* Your objective:
Copy every line of the records below that holds the word "title".

[Structured figure records]
-=-=-=-=-
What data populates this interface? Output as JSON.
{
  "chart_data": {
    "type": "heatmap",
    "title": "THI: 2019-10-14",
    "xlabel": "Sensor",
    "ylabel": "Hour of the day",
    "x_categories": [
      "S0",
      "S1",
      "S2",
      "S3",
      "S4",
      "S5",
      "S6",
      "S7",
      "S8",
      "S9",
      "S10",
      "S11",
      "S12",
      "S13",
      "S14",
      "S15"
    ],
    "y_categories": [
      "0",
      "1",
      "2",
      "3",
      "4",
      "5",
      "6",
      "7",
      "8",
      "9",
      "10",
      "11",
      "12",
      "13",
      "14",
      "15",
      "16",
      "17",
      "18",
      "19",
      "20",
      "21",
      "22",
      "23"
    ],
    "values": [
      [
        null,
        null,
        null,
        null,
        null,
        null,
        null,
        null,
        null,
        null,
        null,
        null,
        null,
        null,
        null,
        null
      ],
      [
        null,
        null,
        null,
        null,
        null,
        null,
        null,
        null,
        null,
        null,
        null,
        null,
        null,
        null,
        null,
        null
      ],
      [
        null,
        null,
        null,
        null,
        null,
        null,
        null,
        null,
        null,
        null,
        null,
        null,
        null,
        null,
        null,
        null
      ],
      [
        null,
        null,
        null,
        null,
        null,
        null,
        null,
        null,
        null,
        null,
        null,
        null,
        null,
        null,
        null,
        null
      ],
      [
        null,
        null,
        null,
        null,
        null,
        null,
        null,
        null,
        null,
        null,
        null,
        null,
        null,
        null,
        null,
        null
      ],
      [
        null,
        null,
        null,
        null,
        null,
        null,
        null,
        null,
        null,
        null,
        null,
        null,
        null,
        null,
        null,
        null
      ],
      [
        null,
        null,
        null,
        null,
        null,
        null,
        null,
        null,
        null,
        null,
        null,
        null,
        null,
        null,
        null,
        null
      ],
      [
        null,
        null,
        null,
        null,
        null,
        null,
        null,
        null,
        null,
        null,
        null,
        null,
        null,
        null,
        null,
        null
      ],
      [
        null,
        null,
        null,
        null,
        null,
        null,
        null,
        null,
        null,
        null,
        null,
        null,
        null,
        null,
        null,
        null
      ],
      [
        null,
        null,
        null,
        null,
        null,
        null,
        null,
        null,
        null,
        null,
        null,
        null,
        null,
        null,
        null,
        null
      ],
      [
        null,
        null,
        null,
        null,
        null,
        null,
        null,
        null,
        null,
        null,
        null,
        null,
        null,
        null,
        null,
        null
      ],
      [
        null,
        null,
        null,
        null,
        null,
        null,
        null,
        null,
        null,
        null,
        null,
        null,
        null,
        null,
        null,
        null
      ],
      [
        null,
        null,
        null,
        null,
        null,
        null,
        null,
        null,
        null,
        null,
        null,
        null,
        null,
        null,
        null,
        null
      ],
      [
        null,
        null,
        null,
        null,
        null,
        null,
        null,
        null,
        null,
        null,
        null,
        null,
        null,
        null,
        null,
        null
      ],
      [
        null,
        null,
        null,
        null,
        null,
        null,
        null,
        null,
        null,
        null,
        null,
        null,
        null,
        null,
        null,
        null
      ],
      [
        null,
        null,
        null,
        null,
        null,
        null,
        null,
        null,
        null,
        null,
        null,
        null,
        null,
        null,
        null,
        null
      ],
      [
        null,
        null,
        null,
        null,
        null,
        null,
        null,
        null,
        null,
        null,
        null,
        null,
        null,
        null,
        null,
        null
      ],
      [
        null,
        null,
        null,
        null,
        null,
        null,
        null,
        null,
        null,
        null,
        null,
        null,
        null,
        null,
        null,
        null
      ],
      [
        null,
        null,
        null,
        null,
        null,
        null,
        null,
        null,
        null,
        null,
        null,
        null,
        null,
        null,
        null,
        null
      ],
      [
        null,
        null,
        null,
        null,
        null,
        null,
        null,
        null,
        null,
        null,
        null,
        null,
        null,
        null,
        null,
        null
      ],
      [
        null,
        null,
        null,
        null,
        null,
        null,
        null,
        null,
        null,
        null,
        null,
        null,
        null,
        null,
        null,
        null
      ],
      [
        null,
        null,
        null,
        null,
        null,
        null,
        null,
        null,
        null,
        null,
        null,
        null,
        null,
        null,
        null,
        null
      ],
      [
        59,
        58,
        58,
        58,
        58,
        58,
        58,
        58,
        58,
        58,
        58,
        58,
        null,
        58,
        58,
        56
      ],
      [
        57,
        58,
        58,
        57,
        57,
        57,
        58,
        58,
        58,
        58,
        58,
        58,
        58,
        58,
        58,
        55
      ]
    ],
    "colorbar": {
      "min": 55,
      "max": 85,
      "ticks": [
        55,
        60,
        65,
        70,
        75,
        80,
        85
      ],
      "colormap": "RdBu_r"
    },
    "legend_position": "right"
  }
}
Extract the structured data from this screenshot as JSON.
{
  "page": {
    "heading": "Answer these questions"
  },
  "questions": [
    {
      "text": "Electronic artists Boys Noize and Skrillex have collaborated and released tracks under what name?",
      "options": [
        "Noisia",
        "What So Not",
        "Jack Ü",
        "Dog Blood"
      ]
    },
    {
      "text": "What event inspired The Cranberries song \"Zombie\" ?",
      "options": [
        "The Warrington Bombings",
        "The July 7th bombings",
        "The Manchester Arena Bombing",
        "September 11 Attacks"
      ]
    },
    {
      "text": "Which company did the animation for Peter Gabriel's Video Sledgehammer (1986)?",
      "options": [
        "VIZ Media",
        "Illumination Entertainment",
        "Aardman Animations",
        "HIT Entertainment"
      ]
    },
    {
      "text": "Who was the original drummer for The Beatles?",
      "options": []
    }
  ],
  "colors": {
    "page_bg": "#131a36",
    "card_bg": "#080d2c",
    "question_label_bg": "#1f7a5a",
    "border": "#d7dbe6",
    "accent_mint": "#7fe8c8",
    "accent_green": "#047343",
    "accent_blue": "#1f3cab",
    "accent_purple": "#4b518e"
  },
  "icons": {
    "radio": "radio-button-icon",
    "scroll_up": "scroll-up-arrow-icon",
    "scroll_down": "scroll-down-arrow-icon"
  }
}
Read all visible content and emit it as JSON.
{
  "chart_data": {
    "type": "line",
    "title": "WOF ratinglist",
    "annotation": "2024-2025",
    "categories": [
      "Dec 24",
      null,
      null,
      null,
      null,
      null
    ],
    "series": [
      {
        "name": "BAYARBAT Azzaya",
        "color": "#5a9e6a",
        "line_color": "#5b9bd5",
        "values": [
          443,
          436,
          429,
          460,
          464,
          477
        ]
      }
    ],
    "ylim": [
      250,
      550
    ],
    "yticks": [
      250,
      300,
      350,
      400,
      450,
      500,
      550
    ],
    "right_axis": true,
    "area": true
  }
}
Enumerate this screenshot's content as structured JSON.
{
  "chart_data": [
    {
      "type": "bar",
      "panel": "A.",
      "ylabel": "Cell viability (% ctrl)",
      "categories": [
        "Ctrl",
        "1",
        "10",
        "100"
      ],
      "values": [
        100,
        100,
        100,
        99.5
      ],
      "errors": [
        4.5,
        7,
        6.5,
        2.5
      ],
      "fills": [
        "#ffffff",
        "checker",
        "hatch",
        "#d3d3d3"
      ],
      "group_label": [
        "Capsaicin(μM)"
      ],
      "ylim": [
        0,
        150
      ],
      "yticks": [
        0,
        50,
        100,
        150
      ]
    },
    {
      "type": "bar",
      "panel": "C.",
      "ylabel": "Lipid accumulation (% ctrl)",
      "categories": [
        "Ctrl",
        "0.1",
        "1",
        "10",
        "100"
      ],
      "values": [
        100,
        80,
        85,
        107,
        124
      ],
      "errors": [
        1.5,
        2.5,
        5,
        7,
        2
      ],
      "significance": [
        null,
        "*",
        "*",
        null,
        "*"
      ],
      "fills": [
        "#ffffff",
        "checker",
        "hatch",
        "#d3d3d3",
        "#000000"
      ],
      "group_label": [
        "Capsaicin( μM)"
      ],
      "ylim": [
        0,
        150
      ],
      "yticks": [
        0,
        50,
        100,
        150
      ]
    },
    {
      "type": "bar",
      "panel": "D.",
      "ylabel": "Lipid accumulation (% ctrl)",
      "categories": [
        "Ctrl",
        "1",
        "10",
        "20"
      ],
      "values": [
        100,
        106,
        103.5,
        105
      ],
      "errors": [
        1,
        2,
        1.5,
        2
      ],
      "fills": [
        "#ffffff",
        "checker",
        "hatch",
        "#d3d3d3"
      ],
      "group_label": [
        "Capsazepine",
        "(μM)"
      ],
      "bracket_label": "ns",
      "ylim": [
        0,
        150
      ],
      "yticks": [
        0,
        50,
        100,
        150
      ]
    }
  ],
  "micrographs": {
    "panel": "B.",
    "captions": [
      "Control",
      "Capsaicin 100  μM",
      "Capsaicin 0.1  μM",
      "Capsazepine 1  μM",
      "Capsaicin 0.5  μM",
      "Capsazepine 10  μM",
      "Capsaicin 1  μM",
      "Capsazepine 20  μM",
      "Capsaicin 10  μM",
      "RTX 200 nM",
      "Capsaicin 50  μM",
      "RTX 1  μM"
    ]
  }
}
-=-=-=-=-
* Full output:
    "title": "THI: 2019-10-14",
    "title": "WOF ratinglist",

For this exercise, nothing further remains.